- Exercise task
Output every record word for word.

- Extracted records
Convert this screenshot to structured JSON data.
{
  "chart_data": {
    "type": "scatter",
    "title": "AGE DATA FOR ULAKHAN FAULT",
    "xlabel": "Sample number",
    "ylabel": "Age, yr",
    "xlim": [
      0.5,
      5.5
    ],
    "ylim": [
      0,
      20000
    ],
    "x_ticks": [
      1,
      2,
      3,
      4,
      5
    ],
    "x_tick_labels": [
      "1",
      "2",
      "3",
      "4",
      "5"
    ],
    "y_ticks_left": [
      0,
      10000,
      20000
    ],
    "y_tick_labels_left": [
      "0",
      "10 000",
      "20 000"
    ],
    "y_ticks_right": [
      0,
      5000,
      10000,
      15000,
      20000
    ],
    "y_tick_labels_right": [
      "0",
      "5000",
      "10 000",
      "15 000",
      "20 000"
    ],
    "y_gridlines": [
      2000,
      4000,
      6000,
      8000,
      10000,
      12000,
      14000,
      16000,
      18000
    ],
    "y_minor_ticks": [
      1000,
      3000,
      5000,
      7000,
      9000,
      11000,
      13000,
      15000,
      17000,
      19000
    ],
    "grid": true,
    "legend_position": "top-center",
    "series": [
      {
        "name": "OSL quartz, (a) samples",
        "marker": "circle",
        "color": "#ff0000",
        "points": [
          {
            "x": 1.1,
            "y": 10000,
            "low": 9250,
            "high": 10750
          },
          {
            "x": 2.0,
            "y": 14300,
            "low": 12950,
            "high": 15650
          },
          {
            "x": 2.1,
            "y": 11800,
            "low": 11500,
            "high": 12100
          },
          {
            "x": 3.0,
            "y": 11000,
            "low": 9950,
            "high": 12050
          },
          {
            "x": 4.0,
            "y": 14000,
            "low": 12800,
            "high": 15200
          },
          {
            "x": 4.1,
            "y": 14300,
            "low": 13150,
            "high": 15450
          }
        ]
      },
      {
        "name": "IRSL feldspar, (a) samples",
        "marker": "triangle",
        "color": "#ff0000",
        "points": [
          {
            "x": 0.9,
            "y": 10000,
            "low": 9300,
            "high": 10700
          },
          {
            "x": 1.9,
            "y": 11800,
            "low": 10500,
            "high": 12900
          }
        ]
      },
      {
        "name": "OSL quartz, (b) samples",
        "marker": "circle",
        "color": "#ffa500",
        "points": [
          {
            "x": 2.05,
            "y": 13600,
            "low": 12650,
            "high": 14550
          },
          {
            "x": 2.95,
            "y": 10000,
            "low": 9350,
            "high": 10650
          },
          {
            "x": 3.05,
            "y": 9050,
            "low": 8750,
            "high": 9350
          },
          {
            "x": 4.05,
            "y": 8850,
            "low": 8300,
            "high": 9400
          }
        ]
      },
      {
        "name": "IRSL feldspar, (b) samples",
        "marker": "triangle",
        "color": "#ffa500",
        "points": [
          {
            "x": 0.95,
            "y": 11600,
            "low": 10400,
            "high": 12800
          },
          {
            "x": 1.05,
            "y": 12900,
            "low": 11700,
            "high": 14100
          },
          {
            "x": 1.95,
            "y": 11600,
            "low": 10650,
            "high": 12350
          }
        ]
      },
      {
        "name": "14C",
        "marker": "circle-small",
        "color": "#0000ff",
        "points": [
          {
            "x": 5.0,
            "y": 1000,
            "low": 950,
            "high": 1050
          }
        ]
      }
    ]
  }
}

- Full solution
Convert this screenshot to structured JSON data.
{
  "chart_data": {
    "type": "scatter",
    "title": "AGE DATA FOR ULAKHAN FAULT",
    "xlabel": "Sample number",
    "ylabel": "Age, yr",
    "xlim": [
      0.5,
      5.5
    ],
    "ylim": [
      0,
      20000
    ],
    "x_ticks": [
      1,
      2,
      3,
      4,
      5
    ],
    "x_tick_labels": [
      "1",
      "2",
      "3",
      "4",
      "5"
    ],
    "y_ticks_left": [
      0,
      10000,
      20000
    ],
    "y_tick_labels_left": [
      "0",
      "10 000",
      "20 000"
    ],
    "y_ticks_right": [
      0,
      5000,
      10000,
      15000,
      20000
    ],
    "y_tick_labels_right": [
      "0",
      "5000",
      "10 000",
      "15 000",
      "20 000"
    ],
    "y_gridlines": [
      2000,
      4000,
      6000,
      8000,
      10000,
      12000,
      14000,
      16000,
      18000
    ],
    "y_minor_ticks": [
      1000,
      3000,
      5000,
      7000,
      9000,
      11000,
      13000,
      15000,
      17000,
      19000
    ],
    "grid": true,
    "legend_position": "top-center",
    "series": [
      {
        "name": "OSL quartz, (a) samples",
        "marker": "circle",
        "color": "#ff0000",
        "points": [
          {
            "x": 1.1,
            "y": 10000,
            "low": 9250,
            "high": 10750
          },
          {
            "x": 2.0,
            "y": 14300,
            "low": 12950,
            "high": 15650
          },
          {
            "x": 2.1,
            "y": 11800,
            "low": 11500,
            "high": 12100
          },
          {
            "x": 3.0,
            "y": 11000,
            "low": 9950,
            "high": 12050
          },
          {
            "x": 4.0,
            "y": 14000,
            "low": 12800,
            "high": 15200
          },
          {
            "x": 4.1,
            "y": 14300,
            "low": 13150,
            "high": 15450
          }
        ]
      },
      {
        "name": "IRSL feldspar, (a) samples",
        "marker": "triangle",
        "color": "#ff0000",
        "points": [
          {
            "x": 0.9,
            "y": 10000,
            "low": 9300,
            "high": 10700
          },
          {
            "x": 1.9,
            "y": 11800,
            "low": 10500,
            "high": 12900
          }
        ]
      },
      {
        "name": "OSL quartz, (b) samples",
        "marker": "circle",
        "color": "#ffa500",
        "points": [
          {
            "x": 2.05,
            "y": 13600,
            "low": 12650,
            "high": 14550
          },
          {
            "x": 2.95,
            "y": 10000,
            "low": 9350,
            "high": 10650
          },
          {
            "x": 3.05,
            "y": 9050,
            "low": 8750,
            "high": 9350
          },
          {
            "x": 4.05,
            "y": 8850,
            "low": 8300,
            "high": 9400
          }
        ]
      },
      {
        "name": "IRSL feldspar, (b) samples",
        "marker": "triangle",
        "color": "#ffa500",
        "points": [
          {
            "x": 0.95,
            "y": 11600,
            "low": 10400,
            "high": 12800
          },
          {
            "x": 1.05,
            "y": 12900,
            "low": 11700,
            "high": 14100
          },
          {
            "x": 1.95,
            "y": 11600,
            "low": 10650,
            "high": 12350
          }
        ]
      },
      {
        "name": "14C",
        "marker": "circle-small",
        "color": "#0000ff",
        "points": [
          {
            "x": 5.0,
            "y": 1000,
            "low": 950,
            "high": 1050
          }
        ]
      }
    ]
  }
}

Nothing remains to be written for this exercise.